(Stored entries)
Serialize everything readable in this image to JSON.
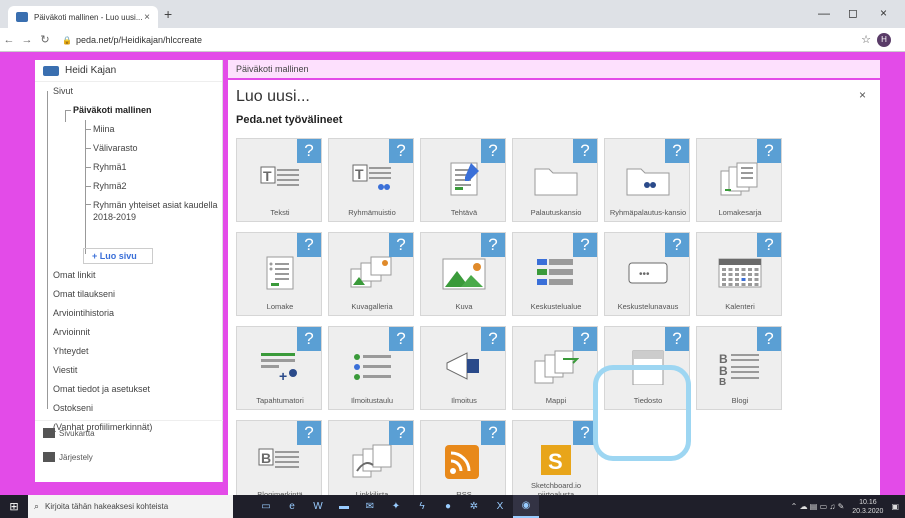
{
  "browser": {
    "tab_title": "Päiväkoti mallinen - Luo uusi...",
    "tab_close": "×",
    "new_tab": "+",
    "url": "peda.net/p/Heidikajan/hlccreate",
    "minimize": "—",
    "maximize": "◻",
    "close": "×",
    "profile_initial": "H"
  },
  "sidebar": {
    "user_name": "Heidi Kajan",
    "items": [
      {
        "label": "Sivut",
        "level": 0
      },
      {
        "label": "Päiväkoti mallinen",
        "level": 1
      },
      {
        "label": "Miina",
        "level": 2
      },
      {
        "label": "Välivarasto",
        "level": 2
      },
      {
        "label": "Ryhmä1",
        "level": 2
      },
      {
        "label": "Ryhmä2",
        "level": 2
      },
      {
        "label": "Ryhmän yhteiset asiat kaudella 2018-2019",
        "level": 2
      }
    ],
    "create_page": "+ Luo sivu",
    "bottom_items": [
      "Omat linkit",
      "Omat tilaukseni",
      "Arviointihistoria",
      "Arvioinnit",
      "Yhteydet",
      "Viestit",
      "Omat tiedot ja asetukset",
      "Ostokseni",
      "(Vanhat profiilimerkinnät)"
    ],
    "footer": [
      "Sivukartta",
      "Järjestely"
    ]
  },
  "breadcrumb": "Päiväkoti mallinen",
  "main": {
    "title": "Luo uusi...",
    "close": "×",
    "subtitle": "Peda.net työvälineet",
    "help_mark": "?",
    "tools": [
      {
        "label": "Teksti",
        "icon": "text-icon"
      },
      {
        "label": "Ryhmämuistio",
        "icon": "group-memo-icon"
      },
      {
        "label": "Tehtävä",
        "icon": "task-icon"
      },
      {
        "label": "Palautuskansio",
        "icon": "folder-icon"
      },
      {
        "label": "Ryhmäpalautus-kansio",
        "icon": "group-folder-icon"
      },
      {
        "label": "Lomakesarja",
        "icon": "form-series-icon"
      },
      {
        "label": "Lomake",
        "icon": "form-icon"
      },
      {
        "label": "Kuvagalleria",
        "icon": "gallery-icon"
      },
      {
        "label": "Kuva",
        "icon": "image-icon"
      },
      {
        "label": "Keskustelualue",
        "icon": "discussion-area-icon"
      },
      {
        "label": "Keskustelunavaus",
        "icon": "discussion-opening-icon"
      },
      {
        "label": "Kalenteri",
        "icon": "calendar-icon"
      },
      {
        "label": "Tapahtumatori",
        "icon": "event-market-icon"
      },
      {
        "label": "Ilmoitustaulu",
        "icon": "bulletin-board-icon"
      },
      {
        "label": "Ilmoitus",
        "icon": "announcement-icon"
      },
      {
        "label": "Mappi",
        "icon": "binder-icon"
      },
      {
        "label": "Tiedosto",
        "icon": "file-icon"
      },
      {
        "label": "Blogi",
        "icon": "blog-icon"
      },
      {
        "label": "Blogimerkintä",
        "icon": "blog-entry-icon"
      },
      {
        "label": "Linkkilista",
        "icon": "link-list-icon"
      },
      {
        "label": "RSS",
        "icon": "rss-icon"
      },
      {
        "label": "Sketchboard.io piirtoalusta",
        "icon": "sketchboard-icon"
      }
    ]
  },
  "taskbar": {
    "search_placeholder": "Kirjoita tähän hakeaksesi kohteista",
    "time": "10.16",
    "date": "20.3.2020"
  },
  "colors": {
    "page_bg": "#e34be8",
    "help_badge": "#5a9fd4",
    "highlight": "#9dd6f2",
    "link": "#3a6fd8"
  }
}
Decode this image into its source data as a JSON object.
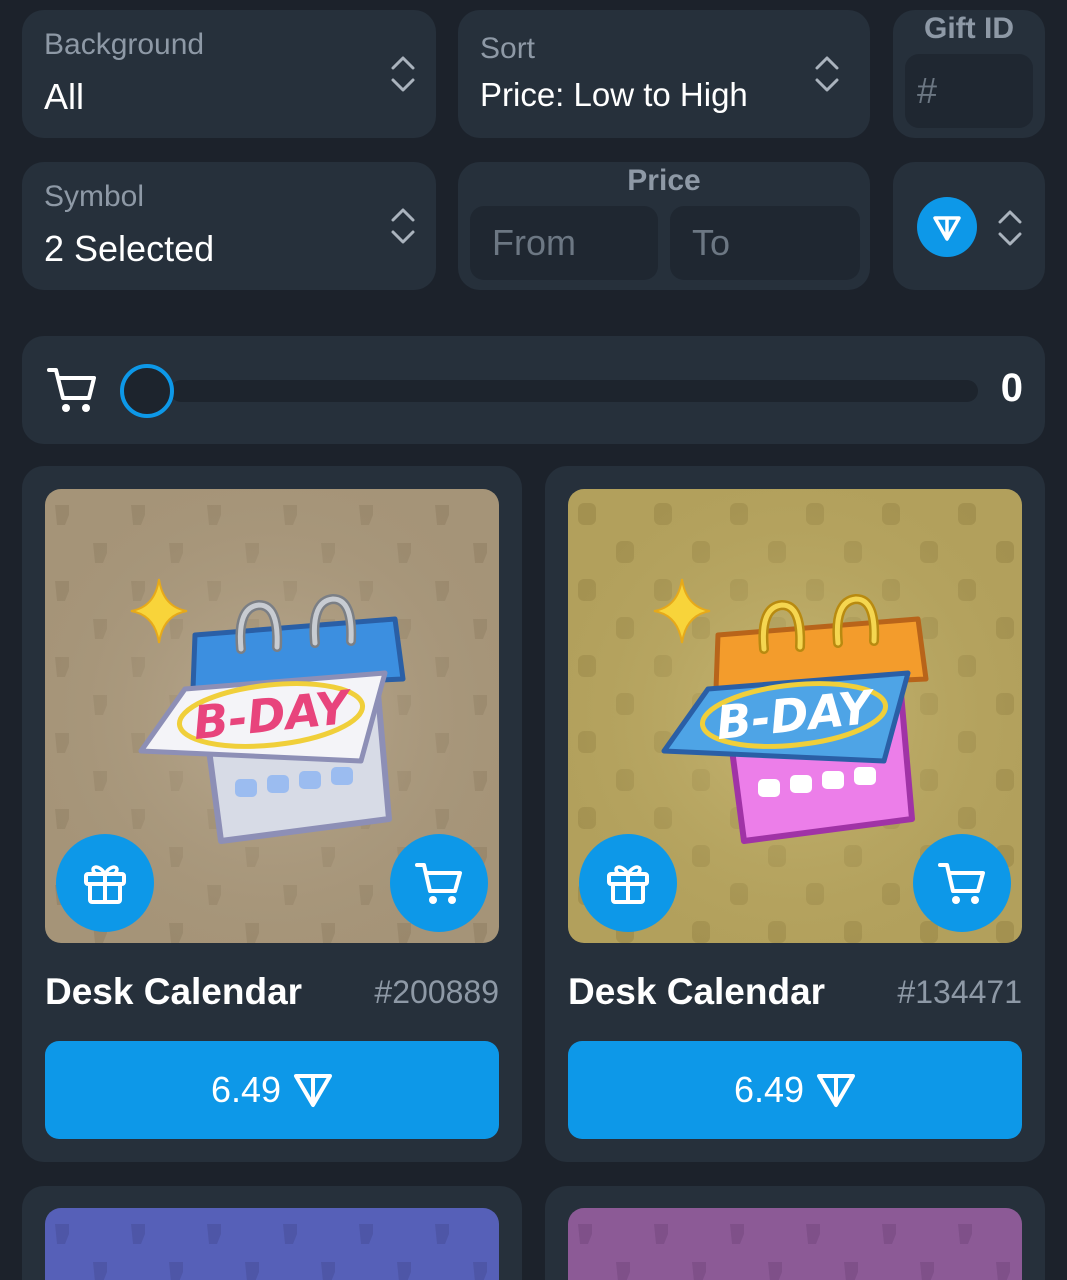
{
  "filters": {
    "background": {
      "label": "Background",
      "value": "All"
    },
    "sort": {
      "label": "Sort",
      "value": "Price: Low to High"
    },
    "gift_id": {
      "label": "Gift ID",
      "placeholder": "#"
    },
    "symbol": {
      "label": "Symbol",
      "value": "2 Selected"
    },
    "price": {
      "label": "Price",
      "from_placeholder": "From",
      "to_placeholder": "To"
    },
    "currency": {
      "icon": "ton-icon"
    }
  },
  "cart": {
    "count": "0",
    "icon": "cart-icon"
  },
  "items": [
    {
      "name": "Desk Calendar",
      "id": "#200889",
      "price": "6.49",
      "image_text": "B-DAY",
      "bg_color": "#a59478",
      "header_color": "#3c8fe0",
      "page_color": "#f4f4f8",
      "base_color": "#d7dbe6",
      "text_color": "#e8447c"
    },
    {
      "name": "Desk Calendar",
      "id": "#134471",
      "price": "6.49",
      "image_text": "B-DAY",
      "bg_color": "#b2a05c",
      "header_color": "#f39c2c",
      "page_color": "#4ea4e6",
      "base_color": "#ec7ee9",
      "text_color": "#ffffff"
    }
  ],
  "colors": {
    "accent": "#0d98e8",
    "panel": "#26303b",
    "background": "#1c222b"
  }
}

## Job:
Leaving all pictures aside, quote each record exactly.

## Task answer:
Serialize everything readable in this image to JSON.
{
  "browser": {
    "tab_title": "Päiväkoti mallinen - Luo uusi...",
    "tab_close": "×",
    "new_tab": "+",
    "url": "peda.net/p/Heidikajan/hlccreate",
    "minimize": "—",
    "maximize": "◻",
    "close": "×",
    "profile_initial": "H"
  },
  "sidebar": {
    "user_name": "Heidi Kajan",
    "items": [
      {
        "label": "Sivut",
        "level": 0
      },
      {
        "label": "Päiväkoti mallinen",
        "level": 1
      },
      {
        "label": "Miina",
        "level": 2
      },
      {
        "label": "Välivarasto",
        "level": 2
      },
      {
        "label": "Ryhmä1",
        "level": 2
      },
      {
        "label": "Ryhmä2",
        "level": 2
      },
      {
        "label": "Ryhmän yhteiset asiat kaudella 2018-2019",
        "level": 2
      }
    ],
    "create_page": "+ Luo sivu",
    "bottom_items": [
      "Omat linkit",
      "Omat tilaukseni",
      "Arviointihistoria",
      "Arvioinnit",
      "Yhteydet",
      "Viestit",
      "Omat tiedot ja asetukset",
      "Ostokseni",
      "(Vanhat profiilimerkinnät)"
    ],
    "footer": [
      "Sivukartta",
      "Järjestely"
    ]
  },
  "breadcrumb": "Päiväkoti mallinen",
  "main": {
    "title": "Luo uusi...",
    "close": "×",
    "subtitle": "Peda.net työvälineet",
    "help_mark": "?",
    "tools": [
      {
        "label": "Teksti",
        "icon": "text-icon"
      },
      {
        "label": "Ryhmämuistio",
        "icon": "group-memo-icon"
      },
      {
        "label": "Tehtävä",
        "icon": "task-icon"
      },
      {
        "label": "Palautuskansio",
        "icon": "folder-icon"
      },
      {
        "label": "Ryhmäpalautus-kansio",
        "icon": "group-folder-icon"
      },
      {
        "label": "Lomakesarja",
        "icon": "form-series-icon"
      },
      {
        "label": "Lomake",
        "icon": "form-icon"
      },
      {
        "label": "Kuvagalleria",
        "icon": "gallery-icon"
      },
      {
        "label": "Kuva",
        "icon": "image-icon"
      },
      {
        "label": "Keskustelualue",
        "icon": "discussion-area-icon"
      },
      {
        "label": "Keskustelunavaus",
        "icon": "discussion-opening-icon"
      },
      {
        "label": "Kalenteri",
        "icon": "calendar-icon"
      },
      {
        "label": "Tapahtumatori",
        "icon": "event-market-icon"
      },
      {
        "label": "Ilmoitustaulu",
        "icon": "bulletin-board-icon"
      },
      {
        "label": "Ilmoitus",
        "icon": "announcement-icon"
      },
      {
        "label": "Mappi",
        "icon": "binder-icon"
      },
      {
        "label": "Tiedosto",
        "icon": "file-icon"
      },
      {
        "label": "Blogi",
        "icon": "blog-icon"
      },
      {
        "label": "Blogimerkintä",
        "icon": "blog-entry-icon"
      },
      {
        "label": "Linkkilista",
        "icon": "link-list-icon"
      },
      {
        "label": "RSS",
        "icon": "rss-icon"
      },
      {
        "label": "Sketchboard.io piirtoalusta",
        "icon": "sketchboard-icon"
      }
    ]
  },
  "taskbar": {
    "search_placeholder": "Kirjoita tähän hakeaksesi kohteista",
    "time": "10.16",
    "date": "20.3.2020"
  },
  "colors": {
    "page_bg": "#e34be8",
    "help_badge": "#5a9fd4",
    "highlight": "#9dd6f2",
    "link": "#3a6fd8"
  }
}
Decode this image into its source data as a JSON object.
{
  "filters": {
    "background": {
      "label": "Background",
      "value": "All"
    },
    "sort": {
      "label": "Sort",
      "value": "Price: Low to High"
    },
    "gift_id": {
      "label": "Gift ID",
      "placeholder": "#"
    },
    "symbol": {
      "label": "Symbol",
      "value": "2 Selected"
    },
    "price": {
      "label": "Price",
      "from_placeholder": "From",
      "to_placeholder": "To"
    },
    "currency": {
      "icon": "ton-icon"
    }
  },
  "cart": {
    "count": "0",
    "icon": "cart-icon"
  },
  "items": [
    {
      "name": "Desk Calendar",
      "id": "#200889",
      "price": "6.49",
      "image_text": "B-DAY",
      "bg_color": "#a59478",
      "header_color": "#3c8fe0",
      "page_color": "#f4f4f8",
      "base_color": "#d7dbe6",
      "text_color": "#e8447c"
    },
    {
      "name": "Desk Calendar",
      "id": "#134471",
      "price": "6.49",
      "image_text": "B-DAY",
      "bg_color": "#b2a05c",
      "header_color": "#f39c2c",
      "page_color": "#4ea4e6",
      "base_color": "#ec7ee9",
      "text_color": "#ffffff"
    }
  ],
  "colors": {
    "accent": "#0d98e8",
    "panel": "#26303b",
    "background": "#1c222b"
  }
}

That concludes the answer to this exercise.